◆ **Exercise goal**: Please copy word for word the passage of the Exchange 2016 text that opens with the words containing "matching on the" and closes with "those advanced queries.".

◆ **Document text**:
=======

This is particularly relevant in the legal industry, as many
secretaries, paralegals, and attorneys may need to work together on documents
for client and trial matters. While not
particularly able to replace document management systems, Exchange 2016 tries
to make traditional attachments easier to share and edit, and encourage shared
document storage by making it easier to manage.
To that end, Outlook Web App (OWA) in Exchange 2016 now allows for attachment
viewing and editing inline within a message, via integration with the new
Office Online Server (formerly Office Web Apps Server) and attachment
preview. Both OWA and Outlook 2016
provide tight integration with OneDrive for Business and, via extensibility,
other cloud storage repositories for the purpose of linking to attachments for
shared viewing/editing and seamless attachment uploading to cloud storage
Search enhancements: Searching
is one of the most important actions within a law firm’s suite of productivity
applications. As different attorneys,
secretaries, and other legal professionals have different habits for content
filing or piling, searching is crucial to finding relevant items when
necessary. Search functionality was
dramatically improved between Exchange 2010 and Exchange 2013 with the move to
Search Foundation as the back-end processing technology, and Microsoft has
continued to emphasize the importance of search in Exchange 2016. Search in Exchange 2016 is not only faster
and more accurate, but is also more feature-rich. Search suggestions are available to provide
contextual advice about additional search terms, including “fuzzy” matching to
catch misspellings and other errors.
Additionally, these suggestions are tailored to each user, leveraging
content within particular user mailboxes to suggest terms (e.g. “fuzzy”
matching on the last name of a particular contact in a user’s contact
list). Search refiners are also
available to assist users with constructing advanced queries that hone in on
the exact content that is desired, without the user needing to understand the
syntax of those advanced queries.
Additional significant improvements were targeted for the initial
release of Exchange 2016 but, instead, will possibly arrive with a future
New eDiscovery capabilities:
Exchange 2013 introduced newer and tighter integration with SharePoint
2013, for providing discovery search and litigation hold capabilities across
different Microsoft server platforms.
Exchange 2016 continues this investment by extending such features to
modern public folders, as well as by improving search performance and
reliability. Additionally, with
Microsoft’s acquisition of Equivio in January 2015, Exchange 2016 (and
eventually SharePoint 2016) environments can send data to Equivio Zoom for
advanced eDiscovery analytics and reporting.
You may be “forced” to upgrade: While Microsoft certainly
isn’t going to require an upgrade and Exchange 2010 will remain a supported
messaging platform until January 14, 2020 via extended support (it ended
mainstream support on January 13, 2015), Microsoft’s history provides good
reason for all firms currently running Exchange 2010 to pursue an upgrade to
Exchange 2016. Microsoft has
historically only supported direct migration from two versions prior – not just
for Exchange but for many application platforms. If this continues to hold true (which it
almost certainly will), law firms running Exchange 2010 will not be able to
directly migrate to the next version of Exchange, and would instead have to
pursue a more involved and costly double-hop migration to Exchange 2013 or
Exchange 2016 first before continuing on to the most recent version of
Exchange. To avoid this, law firms
should strive to remain within the historical direct migration window.
My next post will be for the firm who will look to pursue an upgrade to Exchange 2016 in the near future and will discuss the key changes and requirements to consider in order to be successful.
Please note that the updated Office Online Server to support Exchange 2016 will
not be available until early calendar year 2016.

=======

◆ **Available data**:
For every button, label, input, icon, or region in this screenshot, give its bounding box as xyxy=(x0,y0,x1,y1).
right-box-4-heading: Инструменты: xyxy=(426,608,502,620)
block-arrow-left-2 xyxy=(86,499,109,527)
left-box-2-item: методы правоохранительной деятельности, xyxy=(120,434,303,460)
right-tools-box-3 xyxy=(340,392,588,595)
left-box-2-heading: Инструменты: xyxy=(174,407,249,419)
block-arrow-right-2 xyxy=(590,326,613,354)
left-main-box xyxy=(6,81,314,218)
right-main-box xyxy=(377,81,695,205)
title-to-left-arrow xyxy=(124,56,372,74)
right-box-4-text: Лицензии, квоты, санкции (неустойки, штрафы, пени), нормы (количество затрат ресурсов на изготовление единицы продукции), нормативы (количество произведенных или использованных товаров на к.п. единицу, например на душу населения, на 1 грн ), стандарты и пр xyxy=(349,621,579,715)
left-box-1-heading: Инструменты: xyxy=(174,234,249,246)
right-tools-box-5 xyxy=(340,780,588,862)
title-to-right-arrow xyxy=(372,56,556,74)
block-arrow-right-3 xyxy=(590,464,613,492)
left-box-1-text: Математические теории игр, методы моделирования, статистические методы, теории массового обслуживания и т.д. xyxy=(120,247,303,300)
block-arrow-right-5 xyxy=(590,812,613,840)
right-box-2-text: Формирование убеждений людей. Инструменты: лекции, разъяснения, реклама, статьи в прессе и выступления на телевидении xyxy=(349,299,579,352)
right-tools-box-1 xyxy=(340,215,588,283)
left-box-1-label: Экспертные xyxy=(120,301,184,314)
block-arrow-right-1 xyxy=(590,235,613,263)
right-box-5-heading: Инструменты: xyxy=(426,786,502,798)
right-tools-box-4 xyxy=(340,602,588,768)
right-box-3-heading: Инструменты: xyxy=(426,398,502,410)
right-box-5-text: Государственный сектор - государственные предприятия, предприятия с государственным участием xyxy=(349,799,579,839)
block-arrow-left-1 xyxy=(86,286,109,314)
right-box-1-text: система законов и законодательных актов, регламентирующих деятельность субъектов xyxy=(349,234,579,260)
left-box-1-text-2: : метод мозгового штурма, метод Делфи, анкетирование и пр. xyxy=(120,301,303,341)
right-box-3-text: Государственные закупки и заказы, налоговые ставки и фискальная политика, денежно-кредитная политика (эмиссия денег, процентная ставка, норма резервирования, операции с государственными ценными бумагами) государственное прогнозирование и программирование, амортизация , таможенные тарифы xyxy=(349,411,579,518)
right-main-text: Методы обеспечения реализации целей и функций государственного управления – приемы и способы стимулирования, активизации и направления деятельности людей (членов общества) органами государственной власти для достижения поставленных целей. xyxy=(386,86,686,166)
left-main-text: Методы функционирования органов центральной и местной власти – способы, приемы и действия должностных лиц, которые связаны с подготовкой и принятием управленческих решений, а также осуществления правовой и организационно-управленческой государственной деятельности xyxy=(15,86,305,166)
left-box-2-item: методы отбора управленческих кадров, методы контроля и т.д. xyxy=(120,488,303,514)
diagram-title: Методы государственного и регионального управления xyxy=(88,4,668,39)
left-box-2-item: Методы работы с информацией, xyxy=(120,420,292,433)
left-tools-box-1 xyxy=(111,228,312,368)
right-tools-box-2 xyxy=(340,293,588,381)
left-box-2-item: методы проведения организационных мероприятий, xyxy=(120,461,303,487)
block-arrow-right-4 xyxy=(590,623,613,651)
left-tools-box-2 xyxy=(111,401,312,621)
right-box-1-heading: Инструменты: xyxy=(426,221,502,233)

=======

◆ **Solution to this problem**:
matching on the last name of a particular contact in a user’s contact
list). Search refiners are also
available to assist users with constructing advanced queries that hone in on
the exact content that is desired, without the user needing to understand the
syntax of those advanced queries.